**WRITTEN INSTRUCTION**
Extract the complete listing and repeat it word for word.

Records from a dataset
□ □ □

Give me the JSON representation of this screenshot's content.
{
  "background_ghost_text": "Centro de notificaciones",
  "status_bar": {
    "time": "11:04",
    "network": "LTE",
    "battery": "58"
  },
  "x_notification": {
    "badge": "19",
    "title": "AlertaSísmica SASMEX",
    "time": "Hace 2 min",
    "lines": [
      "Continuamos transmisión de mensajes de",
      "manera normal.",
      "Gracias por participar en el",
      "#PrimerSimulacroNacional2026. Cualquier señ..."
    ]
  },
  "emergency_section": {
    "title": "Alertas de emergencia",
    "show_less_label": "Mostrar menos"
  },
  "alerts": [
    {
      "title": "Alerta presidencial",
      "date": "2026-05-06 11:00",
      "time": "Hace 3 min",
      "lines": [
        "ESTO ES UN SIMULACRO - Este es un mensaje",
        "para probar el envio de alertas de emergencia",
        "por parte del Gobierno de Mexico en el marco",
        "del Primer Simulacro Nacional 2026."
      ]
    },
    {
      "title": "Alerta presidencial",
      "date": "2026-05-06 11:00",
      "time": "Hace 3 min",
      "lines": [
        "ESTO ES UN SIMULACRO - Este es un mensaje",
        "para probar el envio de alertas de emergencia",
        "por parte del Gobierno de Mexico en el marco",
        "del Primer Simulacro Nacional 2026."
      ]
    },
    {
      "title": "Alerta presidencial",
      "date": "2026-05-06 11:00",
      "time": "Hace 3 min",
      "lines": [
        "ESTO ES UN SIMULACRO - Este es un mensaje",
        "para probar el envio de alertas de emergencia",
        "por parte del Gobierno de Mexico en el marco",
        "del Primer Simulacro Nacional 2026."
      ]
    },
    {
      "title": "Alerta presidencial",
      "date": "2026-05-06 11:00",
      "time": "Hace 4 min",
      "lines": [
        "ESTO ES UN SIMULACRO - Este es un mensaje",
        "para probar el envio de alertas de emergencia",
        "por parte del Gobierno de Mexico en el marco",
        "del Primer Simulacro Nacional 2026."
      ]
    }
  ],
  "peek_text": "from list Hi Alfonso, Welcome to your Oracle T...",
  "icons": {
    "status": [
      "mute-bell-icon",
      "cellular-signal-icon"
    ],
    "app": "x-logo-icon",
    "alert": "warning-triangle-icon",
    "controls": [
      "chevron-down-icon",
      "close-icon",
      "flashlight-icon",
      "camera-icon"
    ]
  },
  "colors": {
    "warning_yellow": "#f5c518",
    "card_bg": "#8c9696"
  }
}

□ □ □

**RESPONSE FOR THIS EXERCISE**
Give me the JSON representation of this screenshot's content.
{
  "background_ghost_text": "Centro de notificaciones",
  "status_bar": {
    "time": "11:04",
    "network": "LTE",
    "battery": "58"
  },
  "x_notification": {
    "badge": "19",
    "title": "AlertaSísmica SASMEX",
    "time": "Hace 2 min",
    "lines": [
      "Continuamos transmisión de mensajes de",
      "manera normal.",
      "Gracias por participar en el",
      "#PrimerSimulacroNacional2026. Cualquier señ..."
    ]
  },
  "emergency_section": {
    "title": "Alertas de emergencia",
    "show_less_label": "Mostrar menos"
  },
  "alerts": [
    {
      "title": "Alerta presidencial",
      "date": "2026-05-06 11:00",
      "time": "Hace 3 min",
      "lines": [
        "ESTO ES UN SIMULACRO - Este es un mensaje",
        "para probar el envio de alertas de emergencia",
        "por parte del Gobierno de Mexico en el marco",
        "del Primer Simulacro Nacional 2026."
      ]
    },
    {
      "title": "Alerta presidencial",
      "date": "2026-05-06 11:00",
      "time": "Hace 3 min",
      "lines": [
        "ESTO ES UN SIMULACRO - Este es un mensaje",
        "para probar el envio de alertas de emergencia",
        "por parte del Gobierno de Mexico en el marco",
        "del Primer Simulacro Nacional 2026."
      ]
    },
    {
      "title": "Alerta presidencial",
      "date": "2026-05-06 11:00",
      "time": "Hace 3 min",
      "lines": [
        "ESTO ES UN SIMULACRO - Este es un mensaje",
        "para probar el envio de alertas de emergencia",
        "por parte del Gobierno de Mexico en el marco",
        "del Primer Simulacro Nacional 2026."
      ]
    },
    {
      "title": "Alerta presidencial",
      "date": "2026-05-06 11:00",
      "time": "Hace 4 min",
      "lines": [
        "ESTO ES UN SIMULACRO - Este es un mensaje",
        "para probar el envio de alertas de emergencia",
        "por parte del Gobierno de Mexico en el marco",
        "del Primer Simulacro Nacional 2026."
      ]
    }
  ],
  "peek_text": "from list Hi Alfonso, Welcome to your Oracle T...",
  "icons": {
    "status": [
      "mute-bell-icon",
      "cellular-signal-icon"
    ],
    "app": "x-logo-icon",
    "alert": "warning-triangle-icon",
    "controls": [
      "chevron-down-icon",
      "close-icon",
      "flashlight-icon",
      "camera-icon"
    ]
  },
  "colors": {
    "warning_yellow": "#f5c518",
    "card_bg": "#8c9696"
  }
}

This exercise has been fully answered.